> **WRITTEN EXERCISE**: Below are some records; return each one exactly.
═════ DATA LINES ═════
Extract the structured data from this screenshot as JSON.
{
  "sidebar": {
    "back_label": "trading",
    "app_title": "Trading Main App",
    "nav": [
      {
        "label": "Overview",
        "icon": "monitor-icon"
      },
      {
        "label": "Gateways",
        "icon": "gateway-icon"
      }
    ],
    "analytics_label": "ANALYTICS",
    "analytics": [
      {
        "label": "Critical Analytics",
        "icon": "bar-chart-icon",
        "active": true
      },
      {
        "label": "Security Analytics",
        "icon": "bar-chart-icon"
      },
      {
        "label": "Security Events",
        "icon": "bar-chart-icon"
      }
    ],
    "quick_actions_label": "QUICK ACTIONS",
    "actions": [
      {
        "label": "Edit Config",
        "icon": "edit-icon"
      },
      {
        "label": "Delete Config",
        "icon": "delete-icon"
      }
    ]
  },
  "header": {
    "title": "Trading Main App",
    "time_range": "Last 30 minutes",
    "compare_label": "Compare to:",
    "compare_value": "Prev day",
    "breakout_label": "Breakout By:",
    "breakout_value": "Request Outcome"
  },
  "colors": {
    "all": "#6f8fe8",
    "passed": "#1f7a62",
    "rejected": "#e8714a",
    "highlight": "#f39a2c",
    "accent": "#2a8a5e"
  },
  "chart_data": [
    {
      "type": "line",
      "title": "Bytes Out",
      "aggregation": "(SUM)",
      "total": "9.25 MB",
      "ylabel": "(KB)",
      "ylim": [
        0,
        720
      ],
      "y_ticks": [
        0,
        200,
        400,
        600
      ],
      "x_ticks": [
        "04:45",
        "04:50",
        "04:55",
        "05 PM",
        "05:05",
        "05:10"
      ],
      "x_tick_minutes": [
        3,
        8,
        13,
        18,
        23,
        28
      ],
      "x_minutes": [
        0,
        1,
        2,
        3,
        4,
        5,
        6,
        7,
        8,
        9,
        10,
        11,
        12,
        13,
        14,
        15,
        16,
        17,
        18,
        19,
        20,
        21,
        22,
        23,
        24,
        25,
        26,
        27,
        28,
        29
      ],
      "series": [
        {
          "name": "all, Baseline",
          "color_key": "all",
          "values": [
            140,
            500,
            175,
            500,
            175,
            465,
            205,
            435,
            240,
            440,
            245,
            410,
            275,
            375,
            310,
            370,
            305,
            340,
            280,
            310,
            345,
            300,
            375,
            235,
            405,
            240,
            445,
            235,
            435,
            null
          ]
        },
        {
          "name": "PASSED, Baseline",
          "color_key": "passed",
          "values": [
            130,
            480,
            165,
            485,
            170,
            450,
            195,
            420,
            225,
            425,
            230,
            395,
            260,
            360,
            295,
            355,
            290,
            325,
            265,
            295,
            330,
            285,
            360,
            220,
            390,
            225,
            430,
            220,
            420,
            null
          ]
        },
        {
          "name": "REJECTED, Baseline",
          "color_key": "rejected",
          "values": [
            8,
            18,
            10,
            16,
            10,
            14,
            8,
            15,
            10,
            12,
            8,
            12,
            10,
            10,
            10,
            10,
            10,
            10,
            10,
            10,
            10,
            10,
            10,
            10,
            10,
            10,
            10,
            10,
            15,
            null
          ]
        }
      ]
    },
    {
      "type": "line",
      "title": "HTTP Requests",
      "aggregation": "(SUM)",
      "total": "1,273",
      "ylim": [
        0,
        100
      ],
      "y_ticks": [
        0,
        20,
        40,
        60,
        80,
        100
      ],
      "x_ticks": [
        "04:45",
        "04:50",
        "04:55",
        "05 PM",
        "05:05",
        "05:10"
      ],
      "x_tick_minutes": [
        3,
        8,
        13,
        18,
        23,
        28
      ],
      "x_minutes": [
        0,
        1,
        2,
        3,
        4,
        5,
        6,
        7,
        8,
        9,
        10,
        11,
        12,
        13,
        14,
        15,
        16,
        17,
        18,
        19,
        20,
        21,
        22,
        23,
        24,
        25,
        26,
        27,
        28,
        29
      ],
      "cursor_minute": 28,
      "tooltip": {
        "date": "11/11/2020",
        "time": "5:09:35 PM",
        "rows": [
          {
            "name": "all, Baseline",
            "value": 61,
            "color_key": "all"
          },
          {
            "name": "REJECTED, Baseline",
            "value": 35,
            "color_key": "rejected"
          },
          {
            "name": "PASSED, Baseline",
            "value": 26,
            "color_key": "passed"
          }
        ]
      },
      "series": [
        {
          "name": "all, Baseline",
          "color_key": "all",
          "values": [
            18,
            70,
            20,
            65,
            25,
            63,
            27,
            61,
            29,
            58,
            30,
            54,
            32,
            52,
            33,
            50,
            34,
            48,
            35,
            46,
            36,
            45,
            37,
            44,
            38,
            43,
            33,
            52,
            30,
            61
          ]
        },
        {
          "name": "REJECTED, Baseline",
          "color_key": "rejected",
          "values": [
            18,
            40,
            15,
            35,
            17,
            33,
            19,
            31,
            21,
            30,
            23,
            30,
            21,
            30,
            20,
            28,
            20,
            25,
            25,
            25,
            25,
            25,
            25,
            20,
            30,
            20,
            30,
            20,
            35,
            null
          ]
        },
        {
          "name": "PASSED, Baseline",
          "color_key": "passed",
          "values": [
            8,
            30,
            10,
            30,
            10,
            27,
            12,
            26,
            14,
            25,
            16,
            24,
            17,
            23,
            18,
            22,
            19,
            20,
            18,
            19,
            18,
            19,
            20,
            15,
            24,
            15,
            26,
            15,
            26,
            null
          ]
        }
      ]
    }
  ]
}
═════
> **RESULT**:
Extract the structured data from this screenshot as JSON.
{
  "sidebar": {
    "back_label": "trading",
    "app_title": "Trading Main App",
    "nav": [
      {
        "label": "Overview",
        "icon": "monitor-icon"
      },
      {
        "label": "Gateways",
        "icon": "gateway-icon"
      }
    ],
    "analytics_label": "ANALYTICS",
    "analytics": [
      {
        "label": "Critical Analytics",
        "icon": "bar-chart-icon",
        "active": true
      },
      {
        "label": "Security Analytics",
        "icon": "bar-chart-icon"
      },
      {
        "label": "Security Events",
        "icon": "bar-chart-icon"
      }
    ],
    "quick_actions_label": "QUICK ACTIONS",
    "actions": [
      {
        "label": "Edit Config",
        "icon": "edit-icon"
      },
      {
        "label": "Delete Config",
        "icon": "delete-icon"
      }
    ]
  },
  "header": {
    "title": "Trading Main App",
    "time_range": "Last 30 minutes",
    "compare_label": "Compare to:",
    "compare_value": "Prev day",
    "breakout_label": "Breakout By:",
    "breakout_value": "Request Outcome"
  },
  "colors": {
    "all": "#6f8fe8",
    "passed": "#1f7a62",
    "rejected": "#e8714a",
    "highlight": "#f39a2c",
    "accent": "#2a8a5e"
  },
  "chart_data": [
    {
      "type": "line",
      "title": "Bytes Out",
      "aggregation": "(SUM)",
      "total": "9.25 MB",
      "ylabel": "(KB)",
      "ylim": [
        0,
        720
      ],
      "y_ticks": [
        0,
        200,
        400,
        600
      ],
      "x_ticks": [
        "04:45",
        "04:50",
        "04:55",
        "05 PM",
        "05:05",
        "05:10"
      ],
      "x_tick_minutes": [
        3,
        8,
        13,
        18,
        23,
        28
      ],
      "x_minutes": [
        0,
        1,
        2,
        3,
        4,
        5,
        6,
        7,
        8,
        9,
        10,
        11,
        12,
        13,
        14,
        15,
        16,
        17,
        18,
        19,
        20,
        21,
        22,
        23,
        24,
        25,
        26,
        27,
        28,
        29
      ],
      "series": [
        {
          "name": "all, Baseline",
          "color_key": "all",
          "values": [
            140,
            500,
            175,
            500,
            175,
            465,
            205,
            435,
            240,
            440,
            245,
            410,
            275,
            375,
            310,
            370,
            305,
            340,
            280,
            310,
            345,
            300,
            375,
            235,
            405,
            240,
            445,
            235,
            435,
            null
          ]
        },
        {
          "name": "PASSED, Baseline",
          "color_key": "passed",
          "values": [
            130,
            480,
            165,
            485,
            170,
            450,
            195,
            420,
            225,
            425,
            230,
            395,
            260,
            360,
            295,
            355,
            290,
            325,
            265,
            295,
            330,
            285,
            360,
            220,
            390,
            225,
            430,
            220,
            420,
            null
          ]
        },
        {
          "name": "REJECTED, Baseline",
          "color_key": "rejected",
          "values": [
            8,
            18,
            10,
            16,
            10,
            14,
            8,
            15,
            10,
            12,
            8,
            12,
            10,
            10,
            10,
            10,
            10,
            10,
            10,
            10,
            10,
            10,
            10,
            10,
            10,
            10,
            10,
            10,
            15,
            null
          ]
        }
      ]
    },
    {
      "type": "line",
      "title": "HTTP Requests",
      "aggregation": "(SUM)",
      "total": "1,273",
      "ylim": [
        0,
        100
      ],
      "y_ticks": [
        0,
        20,
        40,
        60,
        80,
        100
      ],
      "x_ticks": [
        "04:45",
        "04:50",
        "04:55",
        "05 PM",
        "05:05",
        "05:10"
      ],
      "x_tick_minutes": [
        3,
        8,
        13,
        18,
        23,
        28
      ],
      "x_minutes": [
        0,
        1,
        2,
        3,
        4,
        5,
        6,
        7,
        8,
        9,
        10,
        11,
        12,
        13,
        14,
        15,
        16,
        17,
        18,
        19,
        20,
        21,
        22,
        23,
        24,
        25,
        26,
        27,
        28,
        29
      ],
      "cursor_minute": 28,
      "tooltip": {
        "date": "11/11/2020",
        "time": "5:09:35 PM",
        "rows": [
          {
            "name": "all, Baseline",
            "value": 61,
            "color_key": "all"
          },
          {
            "name": "REJECTED, Baseline",
            "value": 35,
            "color_key": "rejected"
          },
          {
            "name": "PASSED, Baseline",
            "value": 26,
            "color_key": "passed"
          }
        ]
      },
      "series": [
        {
          "name": "all, Baseline",
          "color_key": "all",
          "values": [
            18,
            70,
            20,
            65,
            25,
            63,
            27,
            61,
            29,
            58,
            30,
            54,
            32,
            52,
            33,
            50,
            34,
            48,
            35,
            46,
            36,
            45,
            37,
            44,
            38,
            43,
            33,
            52,
            30,
            61
          ]
        },
        {
          "name": "REJECTED, Baseline",
          "color_key": "rejected",
          "values": [
            18,
            40,
            15,
            35,
            17,
            33,
            19,
            31,
            21,
            30,
            23,
            30,
            21,
            30,
            20,
            28,
            20,
            25,
            25,
            25,
            25,
            25,
            25,
            20,
            30,
            20,
            30,
            20,
            35,
            null
          ]
        },
        {
          "name": "PASSED, Baseline",
          "color_key": "passed",
          "values": [
            8,
            30,
            10,
            30,
            10,
            27,
            12,
            26,
            14,
            25,
            16,
            24,
            17,
            23,
            18,
            22,
            19,
            20,
            18,
            19,
            18,
            19,
            20,
            15,
            24,
            15,
            26,
            15,
            26,
            null
          ]
        }
      ]
    }
  ]
}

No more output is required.